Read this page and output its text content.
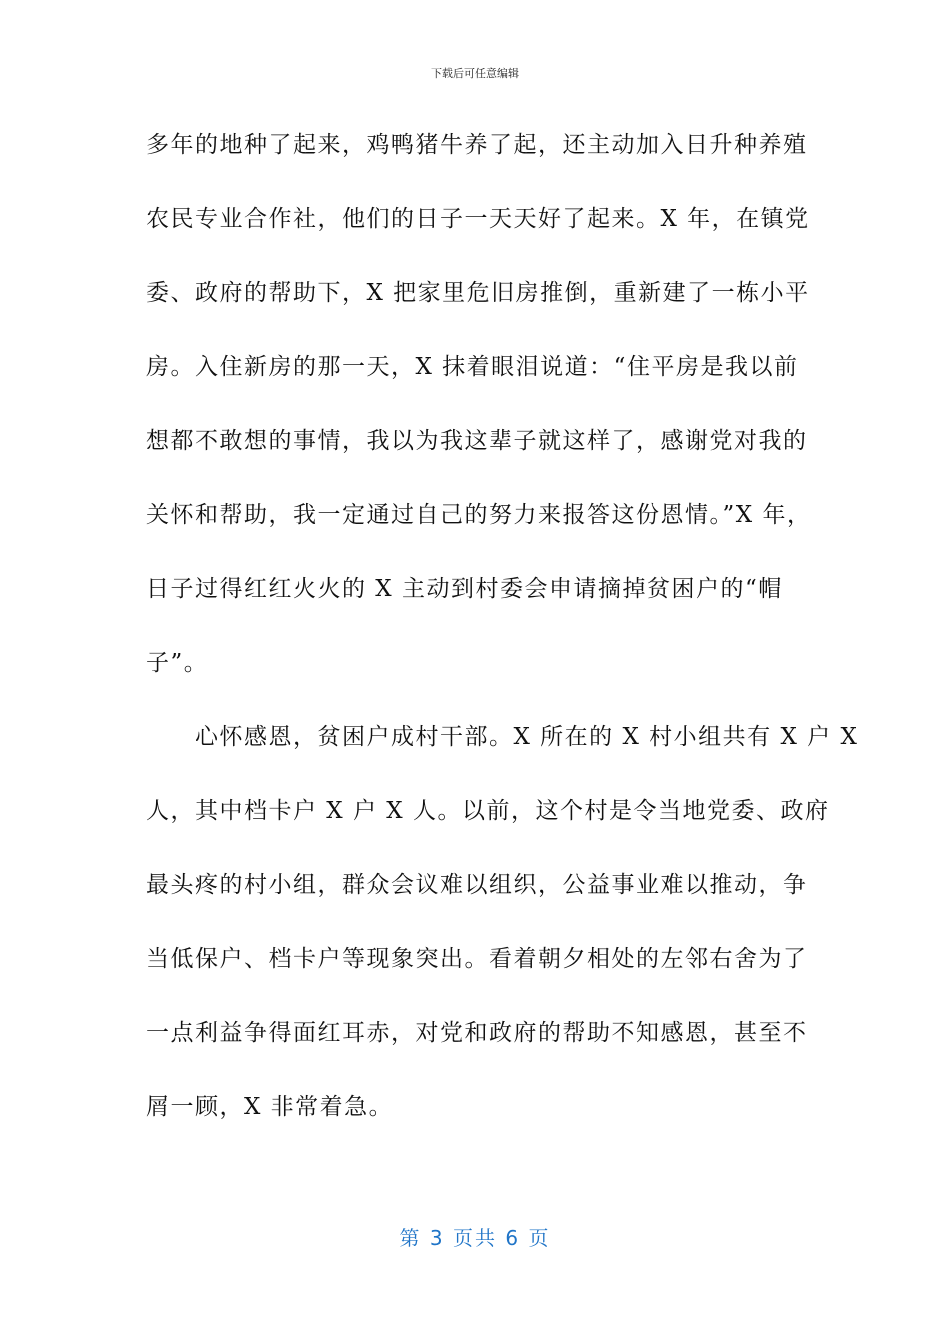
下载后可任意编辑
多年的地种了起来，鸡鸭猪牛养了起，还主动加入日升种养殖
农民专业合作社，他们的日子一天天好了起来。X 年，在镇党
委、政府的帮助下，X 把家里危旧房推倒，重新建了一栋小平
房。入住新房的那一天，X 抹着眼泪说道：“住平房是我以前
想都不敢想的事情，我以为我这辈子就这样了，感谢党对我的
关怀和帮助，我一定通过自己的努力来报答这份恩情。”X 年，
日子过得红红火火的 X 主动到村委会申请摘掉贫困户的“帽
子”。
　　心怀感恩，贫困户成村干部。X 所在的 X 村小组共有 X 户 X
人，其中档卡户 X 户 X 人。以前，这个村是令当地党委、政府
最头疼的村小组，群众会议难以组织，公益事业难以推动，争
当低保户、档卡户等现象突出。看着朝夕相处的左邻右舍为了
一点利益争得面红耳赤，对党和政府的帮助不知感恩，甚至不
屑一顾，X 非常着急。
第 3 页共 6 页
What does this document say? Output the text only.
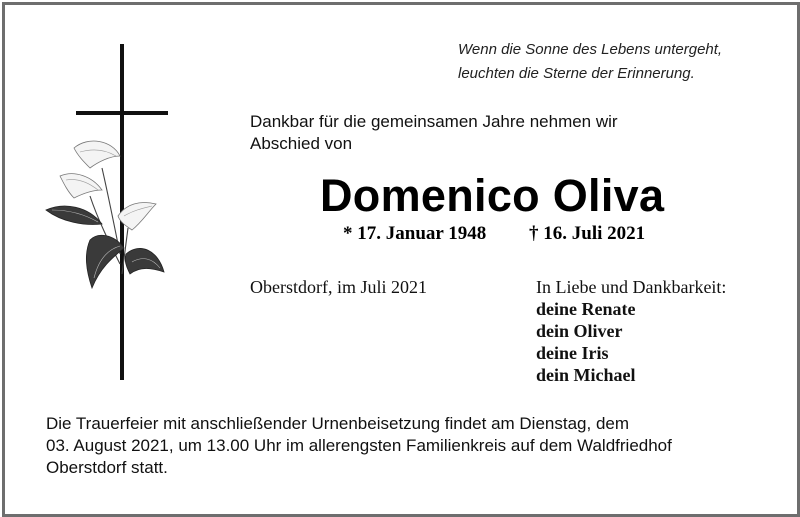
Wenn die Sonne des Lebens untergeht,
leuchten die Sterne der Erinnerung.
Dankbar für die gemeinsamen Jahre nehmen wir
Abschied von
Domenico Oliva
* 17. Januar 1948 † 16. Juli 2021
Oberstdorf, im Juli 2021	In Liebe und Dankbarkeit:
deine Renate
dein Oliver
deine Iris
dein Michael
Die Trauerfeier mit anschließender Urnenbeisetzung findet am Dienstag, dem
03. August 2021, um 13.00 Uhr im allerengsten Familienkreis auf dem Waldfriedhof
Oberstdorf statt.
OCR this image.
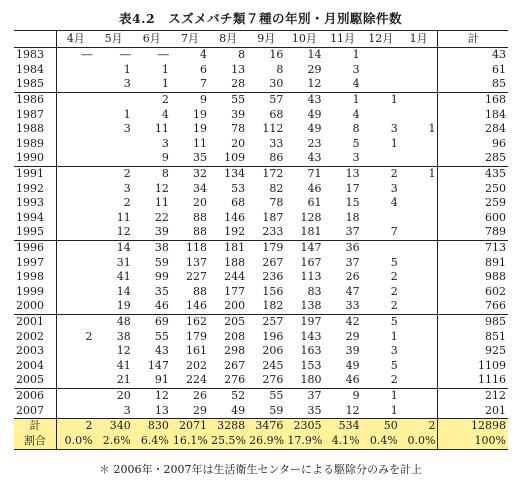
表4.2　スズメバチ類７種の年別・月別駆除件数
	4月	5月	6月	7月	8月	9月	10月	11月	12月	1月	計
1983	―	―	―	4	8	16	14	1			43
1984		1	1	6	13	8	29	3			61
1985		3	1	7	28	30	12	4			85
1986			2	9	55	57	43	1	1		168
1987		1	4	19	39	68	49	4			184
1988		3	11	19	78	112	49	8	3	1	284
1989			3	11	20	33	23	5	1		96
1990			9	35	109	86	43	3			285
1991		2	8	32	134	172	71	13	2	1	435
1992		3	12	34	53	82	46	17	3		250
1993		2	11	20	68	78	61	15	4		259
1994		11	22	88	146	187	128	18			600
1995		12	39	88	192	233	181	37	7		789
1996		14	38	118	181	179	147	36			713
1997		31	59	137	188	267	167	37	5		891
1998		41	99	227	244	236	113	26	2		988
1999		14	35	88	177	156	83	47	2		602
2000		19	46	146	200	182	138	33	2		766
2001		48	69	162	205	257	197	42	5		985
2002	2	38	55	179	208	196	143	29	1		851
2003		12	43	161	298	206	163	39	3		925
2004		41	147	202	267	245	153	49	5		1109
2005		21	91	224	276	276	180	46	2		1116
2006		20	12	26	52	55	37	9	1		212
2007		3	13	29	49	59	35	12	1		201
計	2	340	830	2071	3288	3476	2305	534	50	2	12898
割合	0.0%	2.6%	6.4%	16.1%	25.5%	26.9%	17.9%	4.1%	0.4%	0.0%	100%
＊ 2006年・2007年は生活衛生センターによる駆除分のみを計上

Instruction: Give every line above again exactly, with no pictures.

Full solution:
Read this page and output its text content.
下载后可任意编辑
多年的地种了起来，鸡鸭猪牛养了起，还主动加入日升种养殖
农民专业合作社，他们的日子一天天好了起来。X 年，在镇党
委、政府的帮助下，X 把家里危旧房推倒，重新建了一栋小平
房。入住新房的那一天，X 抹着眼泪说道：“住平房是我以前
想都不敢想的事情，我以为我这辈子就这样了，感谢党对我的
关怀和帮助，我一定通过自己的努力来报答这份恩情。”X 年，
日子过得红红火火的 X 主动到村委会申请摘掉贫困户的“帽
子”。
　　心怀感恩，贫困户成村干部。X 所在的 X 村小组共有 X 户 X
人，其中档卡户 X 户 X 人。以前，这个村是令当地党委、政府
最头疼的村小组，群众会议难以组织，公益事业难以推动，争
当低保户、档卡户等现象突出。看着朝夕相处的左邻右舍为了
一点利益争得面红耳赤，对党和政府的帮助不知感恩，甚至不
屑一顾，X 非常着急。
第 3 页共 6 页
What does this document say? Output the text only.
Wenn die Sonne des Lebens untergeht,
leuchten die Sterne der Erinnerung.
Dankbar für die gemeinsamen Jahre nehmen wir
Abschied von
Domenico Oliva
* 17. Januar 1948 † 16. Juli 2021
Oberstdorf, im Juli 2021	In Liebe und Dankbarkeit:
deine Renate
dein Oliver
deine Iris
dein Michael
Die Trauerfeier mit anschließender Urnenbeisetzung findet am Dienstag, dem
03. August 2021, um 13.00 Uhr im allerengsten Familienkreis auf dem Waldfriedhof
Oberstdorf statt.
OCR this image.
表4.2　スズメバチ類７種の年別・月別駆除件数
	4月	5月	6月	7月	8月	9月	10月	11月	12月	1月	計
1983	―	―	―	4	8	16	14	1			43
1984		1	1	6	13	8	29	3			61
1985		3	1	7	28	30	12	4			85
1986			2	9	55	57	43	1	1		168
1987		1	4	19	39	68	49	4			184
1988		3	11	19	78	112	49	8	3	1	284
1989			3	11	20	33	23	5	1		96
1990			9	35	109	86	43	3			285
1991		2	8	32	134	172	71	13	2	1	435
1992		3	12	34	53	82	46	17	3		250
1993		2	11	20	68	78	61	15	4		259
1994		11	22	88	146	187	128	18			600
1995		12	39	88	192	233	181	37	7		789
1996		14	38	118	181	179	147	36			713
1997		31	59	137	188	267	167	37	5		891
1998		41	99	227	244	236	113	26	2		988
1999		14	35	88	177	156	83	47	2		602
2000		19	46	146	200	182	138	33	2		766
2001		48	69	162	205	257	197	42	5		985
2002	2	38	55	179	208	196	143	29	1		851
2003		12	43	161	298	206	163	39	3		925
2004		41	147	202	267	245	153	49	5		1109
2005		21	91	224	276	276	180	46	2		1116
2006		20	12	26	52	55	37	9	1		212
2007		3	13	29	49	59	35	12	1		201
計	2	340	830	2071	3288	3476	2305	534	50	2	12898
割合	0.0%	2.6%	6.4%	16.1%	25.5%	26.9%	17.9%	4.1%	0.4%	0.0%	100%
＊ 2006年・2007年は生活衛生センターによる駆除分のみを計上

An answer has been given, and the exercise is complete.